DATA PROVIDED:
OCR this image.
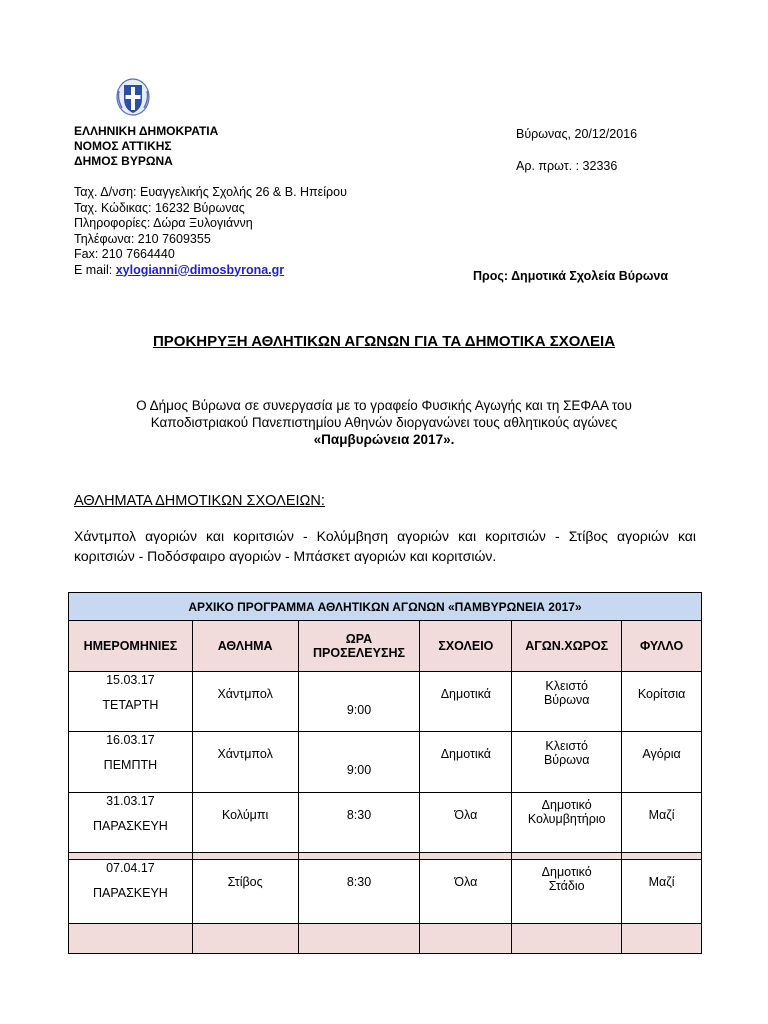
ΕΛΛΗΝΙΚΗ ΔΗΜΟΚΡΑΤΙΑ
ΝΟΜΟΣ ΑΤΤΙΚΗΣ
ΔΗΜΟΣ ΒΥΡΩΝΑ
Βύρωνας, 20/12/2016
Αρ. πρωτ. : 32336
Ταχ. Δ/νση: Ευαγγελικής Σχολής 26 & Β. Ηπείρου
Ταχ. Κώδικας: 16232 Βύρωνας
Πληροφορίες: Δώρα Ξυλογιάννη
Τηλέφωνα: 210 7609355
Fax: 210 7664440
E mail: xylogianni@dimosbyrona.gr	Προς: Δημοτικά Σχολεία Βύρωνα
ΠΡΟΚΗΡΥΞΗ ΑΘΛΗΤΙΚΩΝ ΑΓΩΝΩΝ ΓΙΑ ΤΑ ΔΗΜΟΤΙΚΑ ΣΧΟΛΕΙΑ
Ο Δήμος Βύρωνα σε συνεργασία με το γραφείο Φυσικής Αγωγής και τη ΣΕΦΑΑ του
Καποδιστριακού Πανεπιστημίου Αθηνών διοργανώνει τους αθλητικούς αγώνες
«Παμβυρώνεια 2017».
ΑΘΛΗΜΑΤΑ ΔΗΜΟΤΙΚΩΝ ΣΧΟΛΕΙΩΝ:
Χάντμπολ αγοριών και κοριτσιών - Κολύμβηση αγοριών και κοριτσιών - Στίβος αγοριών και κοριτσιών - Ποδόσφαιρο αγοριών - Μπάσκετ αγοριών και κοριτσιών.
ΑΡΧΙΚΟ ΠΡΟΓΡΑΜΜΑ ΑΘΛΗΤΙΚΩΝ ΑΓΩΝΩΝ «ΠΑΜΒΥΡΩΝΕΙΑ 2017»					
ΗΜΕΡΟΜΗΝΙΕΣ	ΑΘΛΗΜΑ	ΩΡΑ ΠΡΟΣΕΛΕΥΣΗΣ	ΣΧΟΛΕΙΟ	ΑΓΩΝ.ΧΩΡΟΣ	ΦΥΛΛΟ

15.03.17
ΤΕΤΑΡΤΗ	Χάντμπολ	9:00	Δημοτικά	Κλειστό Βύρωνα	Κορίτσια

16.03.17
ΠΕΜΠΤΗ	Χάντμπολ	9:00	Δημοτικά	Κλειστό Βύρωνα	Αγόρια

31.03.17
ΠΑΡΑΣΚΕΥΗ	Κολύμπι	8:30	Όλα	Δημοτικό Κολυμβητήριο	Μαζί

07.04.17
ΠΑΡΑΣΚΕΥΗ	Στίβος	8:30	Όλα	Δημοτικό Στάδιο	Μαζί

SET PROBLEM:
Copy out the data above exactly, except the pictures.

SOLUTION TO THIS EXERCISE:
OCR this image.
ΕΛΛΗΝΙΚΗ ΔΗΜΟΚΡΑΤΙΑ
ΝΟΜΟΣ ΑΤΤΙΚΗΣ
ΔΗΜΟΣ ΒΥΡΩΝΑ
Βύρωνας, 20/12/2016
Αρ. πρωτ. : 32336
Ταχ. Δ/νση: Ευαγγελικής Σχολής 26 & Β. Ηπείρου
Ταχ. Κώδικας: 16232 Βύρωνας
Πληροφορίες: Δώρα Ξυλογιάννη
Τηλέφωνα: 210 7609355
Fax: 210 7664440
E mail: xylogianni@dimosbyrona.gr	Προς: Δημοτικά Σχολεία Βύρωνα
ΠΡΟΚΗΡΥΞΗ ΑΘΛΗΤΙΚΩΝ ΑΓΩΝΩΝ ΓΙΑ ΤΑ ΔΗΜΟΤΙΚΑ ΣΧΟΛΕΙΑ
Ο Δήμος Βύρωνα σε συνεργασία με το γραφείο Φυσικής Αγωγής και τη ΣΕΦΑΑ του
Καποδιστριακού Πανεπιστημίου Αθηνών διοργανώνει τους αθλητικούς αγώνες
«Παμβυρώνεια 2017».
ΑΘΛΗΜΑΤΑ ΔΗΜΟΤΙΚΩΝ ΣΧΟΛΕΙΩΝ:
Χάντμπολ αγοριών και κοριτσιών - Κολύμβηση αγοριών και κοριτσιών - Στίβος αγοριών και κοριτσιών - Ποδόσφαιρο αγοριών - Μπάσκετ αγοριών και κοριτσιών.
ΑΡΧΙΚΟ ΠΡΟΓΡΑΜΜΑ ΑΘΛΗΤΙΚΩΝ ΑΓΩΝΩΝ «ΠΑΜΒΥΡΩΝΕΙΑ 2017»					
ΗΜΕΡΟΜΗΝΙΕΣ	ΑΘΛΗΜΑ	ΩΡΑ ΠΡΟΣΕΛΕΥΣΗΣ	ΣΧΟΛΕΙΟ	ΑΓΩΝ.ΧΩΡΟΣ	ΦΥΛΛΟ

15.03.17
ΤΕΤΑΡΤΗ	Χάντμπολ	9:00	Δημοτικά	Κλειστό Βύρωνα	Κορίτσια

16.03.17
ΠΕΜΠΤΗ	Χάντμπολ	9:00	Δημοτικά	Κλειστό Βύρωνα	Αγόρια

31.03.17
ΠΑΡΑΣΚΕΥΗ	Κολύμπι	8:30	Όλα	Δημοτικό Κολυμβητήριο	Μαζί

07.04.17
ΠΑΡΑΣΚΕΥΗ	Στίβος	8:30	Όλα	Δημοτικό Στάδιο	Μαζί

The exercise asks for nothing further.